> _Dataset_
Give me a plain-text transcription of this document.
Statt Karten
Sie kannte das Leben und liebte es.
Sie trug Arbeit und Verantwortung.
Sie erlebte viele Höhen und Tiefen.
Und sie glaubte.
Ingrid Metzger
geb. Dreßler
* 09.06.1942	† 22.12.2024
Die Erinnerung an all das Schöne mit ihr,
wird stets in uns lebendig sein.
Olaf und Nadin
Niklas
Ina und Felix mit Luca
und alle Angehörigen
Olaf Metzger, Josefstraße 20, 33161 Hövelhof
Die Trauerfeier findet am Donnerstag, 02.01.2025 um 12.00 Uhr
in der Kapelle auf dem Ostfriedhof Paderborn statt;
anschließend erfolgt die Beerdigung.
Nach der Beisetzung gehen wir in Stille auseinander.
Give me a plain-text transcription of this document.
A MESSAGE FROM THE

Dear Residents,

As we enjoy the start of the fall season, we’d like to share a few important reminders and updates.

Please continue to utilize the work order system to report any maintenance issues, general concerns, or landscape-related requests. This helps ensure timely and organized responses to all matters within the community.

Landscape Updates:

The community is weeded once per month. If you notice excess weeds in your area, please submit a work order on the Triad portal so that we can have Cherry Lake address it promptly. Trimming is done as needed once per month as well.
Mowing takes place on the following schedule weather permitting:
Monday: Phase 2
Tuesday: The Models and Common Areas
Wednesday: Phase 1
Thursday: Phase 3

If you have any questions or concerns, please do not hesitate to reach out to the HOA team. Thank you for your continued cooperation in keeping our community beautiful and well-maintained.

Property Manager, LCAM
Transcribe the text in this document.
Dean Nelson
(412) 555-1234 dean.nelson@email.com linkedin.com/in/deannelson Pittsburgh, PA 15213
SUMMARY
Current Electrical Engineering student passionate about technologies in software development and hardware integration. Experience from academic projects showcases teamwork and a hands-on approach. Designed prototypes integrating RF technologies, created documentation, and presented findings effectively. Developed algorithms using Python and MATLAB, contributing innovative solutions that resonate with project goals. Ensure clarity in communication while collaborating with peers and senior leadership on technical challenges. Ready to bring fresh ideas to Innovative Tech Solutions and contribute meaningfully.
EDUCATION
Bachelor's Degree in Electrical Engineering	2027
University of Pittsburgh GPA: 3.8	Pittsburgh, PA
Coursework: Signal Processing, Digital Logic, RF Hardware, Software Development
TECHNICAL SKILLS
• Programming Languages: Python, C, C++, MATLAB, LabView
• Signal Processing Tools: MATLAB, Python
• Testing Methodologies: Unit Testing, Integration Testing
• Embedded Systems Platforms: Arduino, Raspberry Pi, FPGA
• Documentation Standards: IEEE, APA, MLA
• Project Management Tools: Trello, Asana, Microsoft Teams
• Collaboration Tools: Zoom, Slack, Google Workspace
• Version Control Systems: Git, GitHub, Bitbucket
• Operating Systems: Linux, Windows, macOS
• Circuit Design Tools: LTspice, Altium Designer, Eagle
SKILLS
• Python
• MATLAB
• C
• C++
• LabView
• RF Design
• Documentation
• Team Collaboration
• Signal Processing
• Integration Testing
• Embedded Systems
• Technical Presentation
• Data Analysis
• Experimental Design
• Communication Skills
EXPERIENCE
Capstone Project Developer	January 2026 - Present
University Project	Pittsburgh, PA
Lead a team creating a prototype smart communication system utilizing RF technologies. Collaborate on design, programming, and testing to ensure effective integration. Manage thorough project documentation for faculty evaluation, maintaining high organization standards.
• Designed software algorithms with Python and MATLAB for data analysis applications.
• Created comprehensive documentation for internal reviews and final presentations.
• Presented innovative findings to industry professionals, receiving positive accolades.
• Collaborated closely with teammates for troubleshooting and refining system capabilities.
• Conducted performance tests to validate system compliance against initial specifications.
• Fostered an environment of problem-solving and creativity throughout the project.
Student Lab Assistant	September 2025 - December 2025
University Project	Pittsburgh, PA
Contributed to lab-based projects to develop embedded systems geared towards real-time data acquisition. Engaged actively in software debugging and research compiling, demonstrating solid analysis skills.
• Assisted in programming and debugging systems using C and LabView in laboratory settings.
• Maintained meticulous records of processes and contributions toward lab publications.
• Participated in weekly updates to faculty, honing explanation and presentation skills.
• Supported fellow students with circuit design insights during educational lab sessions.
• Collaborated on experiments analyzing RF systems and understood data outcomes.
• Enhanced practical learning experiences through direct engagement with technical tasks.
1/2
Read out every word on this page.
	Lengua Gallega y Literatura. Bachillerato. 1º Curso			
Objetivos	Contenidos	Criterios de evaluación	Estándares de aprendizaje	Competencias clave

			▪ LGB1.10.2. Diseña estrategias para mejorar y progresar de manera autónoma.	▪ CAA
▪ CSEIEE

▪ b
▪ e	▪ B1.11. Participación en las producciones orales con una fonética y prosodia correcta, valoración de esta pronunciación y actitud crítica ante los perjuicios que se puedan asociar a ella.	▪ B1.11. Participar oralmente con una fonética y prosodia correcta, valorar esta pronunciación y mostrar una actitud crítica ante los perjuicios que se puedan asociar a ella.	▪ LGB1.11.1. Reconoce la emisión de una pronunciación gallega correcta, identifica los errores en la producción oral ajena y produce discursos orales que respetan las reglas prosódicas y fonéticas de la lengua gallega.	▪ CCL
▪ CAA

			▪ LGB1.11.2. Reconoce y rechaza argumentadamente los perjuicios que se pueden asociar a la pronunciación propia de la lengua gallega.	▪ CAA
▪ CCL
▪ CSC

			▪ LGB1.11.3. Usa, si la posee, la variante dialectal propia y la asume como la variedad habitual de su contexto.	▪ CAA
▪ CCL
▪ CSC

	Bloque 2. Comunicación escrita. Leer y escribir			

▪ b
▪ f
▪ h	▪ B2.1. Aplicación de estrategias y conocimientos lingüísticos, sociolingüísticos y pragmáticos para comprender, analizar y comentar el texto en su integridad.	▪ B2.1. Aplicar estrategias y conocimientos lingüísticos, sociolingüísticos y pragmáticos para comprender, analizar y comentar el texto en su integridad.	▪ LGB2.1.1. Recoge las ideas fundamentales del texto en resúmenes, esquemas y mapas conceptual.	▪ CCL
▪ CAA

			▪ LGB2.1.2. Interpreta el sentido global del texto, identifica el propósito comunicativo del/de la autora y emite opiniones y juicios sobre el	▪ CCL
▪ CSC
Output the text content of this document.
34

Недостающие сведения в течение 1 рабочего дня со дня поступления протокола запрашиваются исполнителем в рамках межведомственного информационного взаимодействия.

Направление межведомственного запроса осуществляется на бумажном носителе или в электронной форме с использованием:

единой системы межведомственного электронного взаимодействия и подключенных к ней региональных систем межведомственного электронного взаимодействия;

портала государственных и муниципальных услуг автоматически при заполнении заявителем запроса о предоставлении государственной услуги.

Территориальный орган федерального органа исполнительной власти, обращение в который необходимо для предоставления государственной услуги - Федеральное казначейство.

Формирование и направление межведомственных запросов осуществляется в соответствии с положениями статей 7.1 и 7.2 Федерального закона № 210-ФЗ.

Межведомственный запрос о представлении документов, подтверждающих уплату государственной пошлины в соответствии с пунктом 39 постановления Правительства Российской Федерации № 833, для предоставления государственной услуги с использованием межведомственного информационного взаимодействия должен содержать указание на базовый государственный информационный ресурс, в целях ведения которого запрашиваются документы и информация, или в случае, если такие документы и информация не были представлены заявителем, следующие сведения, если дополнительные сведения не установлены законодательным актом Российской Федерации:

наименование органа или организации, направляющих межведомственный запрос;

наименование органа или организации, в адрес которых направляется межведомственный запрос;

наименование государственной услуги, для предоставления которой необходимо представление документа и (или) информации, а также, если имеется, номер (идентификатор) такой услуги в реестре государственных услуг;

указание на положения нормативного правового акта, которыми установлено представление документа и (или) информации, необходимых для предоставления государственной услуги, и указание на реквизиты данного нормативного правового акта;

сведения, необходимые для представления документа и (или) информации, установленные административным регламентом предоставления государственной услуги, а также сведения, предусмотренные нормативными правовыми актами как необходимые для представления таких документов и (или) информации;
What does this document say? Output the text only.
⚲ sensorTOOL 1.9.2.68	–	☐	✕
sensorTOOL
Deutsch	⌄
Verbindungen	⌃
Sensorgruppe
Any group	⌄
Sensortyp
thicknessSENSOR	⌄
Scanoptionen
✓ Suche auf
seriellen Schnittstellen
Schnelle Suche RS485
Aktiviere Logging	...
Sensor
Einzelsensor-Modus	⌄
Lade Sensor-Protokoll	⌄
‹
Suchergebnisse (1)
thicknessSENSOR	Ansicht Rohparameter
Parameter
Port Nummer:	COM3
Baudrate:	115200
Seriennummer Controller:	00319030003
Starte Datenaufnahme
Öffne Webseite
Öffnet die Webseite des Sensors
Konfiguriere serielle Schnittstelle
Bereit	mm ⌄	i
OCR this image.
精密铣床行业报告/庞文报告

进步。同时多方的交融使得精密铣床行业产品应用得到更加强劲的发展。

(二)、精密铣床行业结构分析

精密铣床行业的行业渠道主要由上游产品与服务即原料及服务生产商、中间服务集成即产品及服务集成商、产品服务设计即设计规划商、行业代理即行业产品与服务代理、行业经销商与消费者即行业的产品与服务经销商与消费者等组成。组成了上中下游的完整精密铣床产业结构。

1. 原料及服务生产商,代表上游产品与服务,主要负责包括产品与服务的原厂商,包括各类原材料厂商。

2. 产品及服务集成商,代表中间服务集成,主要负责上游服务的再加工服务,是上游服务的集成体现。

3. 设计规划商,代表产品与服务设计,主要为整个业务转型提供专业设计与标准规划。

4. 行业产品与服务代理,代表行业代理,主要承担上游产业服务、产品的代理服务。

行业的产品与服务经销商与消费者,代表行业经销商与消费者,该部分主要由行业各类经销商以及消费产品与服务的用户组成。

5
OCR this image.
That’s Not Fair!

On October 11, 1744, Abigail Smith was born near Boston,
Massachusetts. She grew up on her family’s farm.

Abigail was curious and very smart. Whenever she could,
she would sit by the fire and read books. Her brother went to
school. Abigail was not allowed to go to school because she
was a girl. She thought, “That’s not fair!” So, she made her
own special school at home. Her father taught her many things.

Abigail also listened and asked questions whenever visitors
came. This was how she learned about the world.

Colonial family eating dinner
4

> _Goal_
Which lines hold the word "Pittsburgh"? Copy all of them.

> _Exercise answer_
(412) 555-1234 dean.nelson@email.com linkedin.com/in/deannelson Pittsburgh, PA 15213
University of Pittsburgh GPA: 3.8	Pittsburgh, PA
University Project	Pittsburgh, PA
University Project	Pittsburgh, PA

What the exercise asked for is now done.